What to do = Scan the data beneath this task and copy each line that includes "amet".
======
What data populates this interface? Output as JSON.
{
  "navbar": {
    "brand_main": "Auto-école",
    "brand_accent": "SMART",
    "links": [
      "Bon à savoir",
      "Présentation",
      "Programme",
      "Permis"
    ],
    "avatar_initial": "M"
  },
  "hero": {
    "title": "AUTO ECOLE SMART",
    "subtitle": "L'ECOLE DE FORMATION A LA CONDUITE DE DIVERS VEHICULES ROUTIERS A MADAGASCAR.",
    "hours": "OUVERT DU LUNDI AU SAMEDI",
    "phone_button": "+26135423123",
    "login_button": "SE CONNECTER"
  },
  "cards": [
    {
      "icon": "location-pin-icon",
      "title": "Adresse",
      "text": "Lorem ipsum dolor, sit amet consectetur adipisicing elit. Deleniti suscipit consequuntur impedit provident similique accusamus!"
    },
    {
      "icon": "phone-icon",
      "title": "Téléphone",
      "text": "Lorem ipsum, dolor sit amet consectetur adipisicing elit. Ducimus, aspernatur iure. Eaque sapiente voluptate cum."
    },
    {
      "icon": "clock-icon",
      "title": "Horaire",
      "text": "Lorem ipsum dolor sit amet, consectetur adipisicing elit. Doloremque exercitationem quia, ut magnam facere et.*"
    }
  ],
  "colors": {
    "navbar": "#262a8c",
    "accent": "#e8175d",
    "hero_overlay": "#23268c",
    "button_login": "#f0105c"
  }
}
======
Task output =
      "text": "Lorem ipsum dolor, sit amet consectetur adipisicing elit. Deleniti suscipit consequuntur impedit provident similique accusamus!"
      "text": "Lorem ipsum, dolor sit amet consectetur adipisicing elit. Ducimus, aspernatur iure. Eaque sapiente voluptate cum."
      "text": "Lorem ipsum dolor sit amet, consectetur adipisicing elit. Doloremque exercitationem quia, ut magnam facere et.*"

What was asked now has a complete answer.